(Dataset records)
## START
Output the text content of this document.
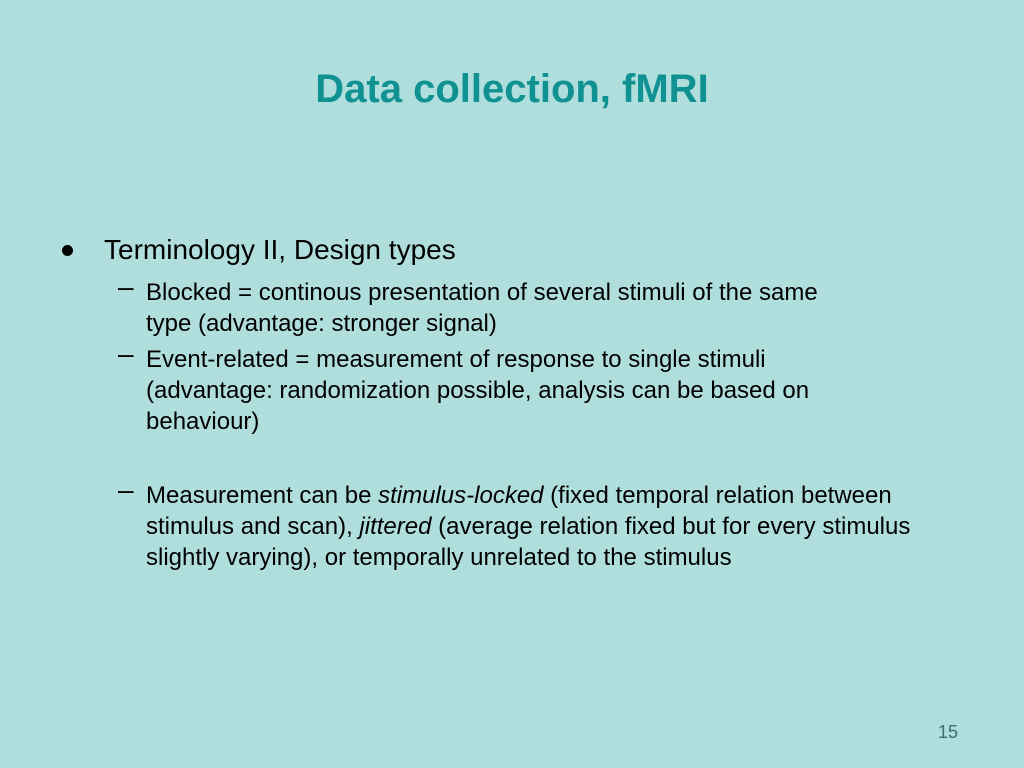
Data collection, fMRI
Terminology II, Design types
– Blocked = continous presentation of several stimuli of the same
type (advantage: stronger signal)
– Event-related = measurement of response to single stimuli
(advantage: randomization possible, analysis can be based on
behaviour)
– Measurement can be stimulus-locked (fixed temporal relation between stimulus and scan), jittered (average relation fixed but for every stimulus slightly varying), or temporally unrelated to the stimulus
15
## END
> **EXERCISE INSTRUCTIONS**:
Take the entries shown above and quote them verbatim, passing over the pictures.

> **FULL SOLUTION**:
Output the text content of this document.
Data collection, fMRI
Terminology II, Design types
– Blocked = continous presentation of several stimuli of the same
type (advantage: stronger signal)
– Event-related = measurement of response to single stimuli
(advantage: randomization possible, analysis can be based on
behaviour)
– Measurement can be stimulus-locked (fixed temporal relation between stimulus and scan), jittered (average relation fixed but for every stimulus slightly varying), or temporally unrelated to the stimulus
15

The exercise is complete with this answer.